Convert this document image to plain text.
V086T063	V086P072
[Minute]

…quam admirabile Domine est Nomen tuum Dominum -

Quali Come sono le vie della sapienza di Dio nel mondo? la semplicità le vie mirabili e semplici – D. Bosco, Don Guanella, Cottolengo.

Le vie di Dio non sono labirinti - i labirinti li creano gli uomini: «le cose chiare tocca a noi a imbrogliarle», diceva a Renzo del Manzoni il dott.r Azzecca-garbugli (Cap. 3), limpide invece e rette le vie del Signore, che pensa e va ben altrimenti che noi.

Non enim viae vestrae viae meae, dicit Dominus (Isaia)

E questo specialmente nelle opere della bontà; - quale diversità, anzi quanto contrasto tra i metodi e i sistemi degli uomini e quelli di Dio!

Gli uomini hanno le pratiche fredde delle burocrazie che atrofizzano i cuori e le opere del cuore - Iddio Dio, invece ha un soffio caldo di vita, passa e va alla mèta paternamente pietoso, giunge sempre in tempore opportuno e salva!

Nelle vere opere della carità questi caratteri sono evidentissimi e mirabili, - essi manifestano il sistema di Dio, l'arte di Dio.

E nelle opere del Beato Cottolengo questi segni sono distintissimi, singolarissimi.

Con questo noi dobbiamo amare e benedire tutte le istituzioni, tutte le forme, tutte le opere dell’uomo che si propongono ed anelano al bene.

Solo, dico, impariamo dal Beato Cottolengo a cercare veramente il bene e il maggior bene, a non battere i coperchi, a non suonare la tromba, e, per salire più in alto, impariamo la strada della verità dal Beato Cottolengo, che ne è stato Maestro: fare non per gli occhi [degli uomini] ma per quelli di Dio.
········
■ Task statement ■
Quote all of the entries exactly as they appear.

■ Exercise result ■
Convert this document image to plain text.
V086T063	V086P072
[Minute]

…quam admirabile Domine est Nomen tuum Dominum -

Quali Come sono le vie della sapienza di Dio nel mondo? la semplicità le vie mirabili e semplici – D. Bosco, Don Guanella, Cottolengo.

Le vie di Dio non sono labirinti - i labirinti li creano gli uomini: «le cose chiare tocca a noi a imbrogliarle», diceva a Renzo del Manzoni il dott.r Azzecca-garbugli (Cap. 3), limpide invece e rette le vie del Signore, che pensa e va ben altrimenti che noi.

Non enim viae vestrae viae meae, dicit Dominus (Isaia)

E questo specialmente nelle opere della bontà; - quale diversità, anzi quanto contrasto tra i metodi e i sistemi degli uomini e quelli di Dio!

Gli uomini hanno le pratiche fredde delle burocrazie che atrofizzano i cuori e le opere del cuore - Iddio Dio, invece ha un soffio caldo di vita, passa e va alla mèta paternamente pietoso, giunge sempre in tempore opportuno e salva!

Nelle vere opere della carità questi caratteri sono evidentissimi e mirabili, - essi manifestano il sistema di Dio, l'arte di Dio.

E nelle opere del Beato Cottolengo questi segni sono distintissimi, singolarissimi.

Con questo noi dobbiamo amare e benedire tutte le istituzioni, tutte le forme, tutte le opere dell’uomo che si propongono ed anelano al bene.

Solo, dico, impariamo dal Beato Cottolengo a cercare veramente il bene e il maggior bene, a non battere i coperchi, a non suonare la tromba, e, per salire più in alto, impariamo la strada della verità dal Beato Cottolengo, che ne è stato Maestro: fare non per gli occhi [degli uomini] ma per quelli di Dio.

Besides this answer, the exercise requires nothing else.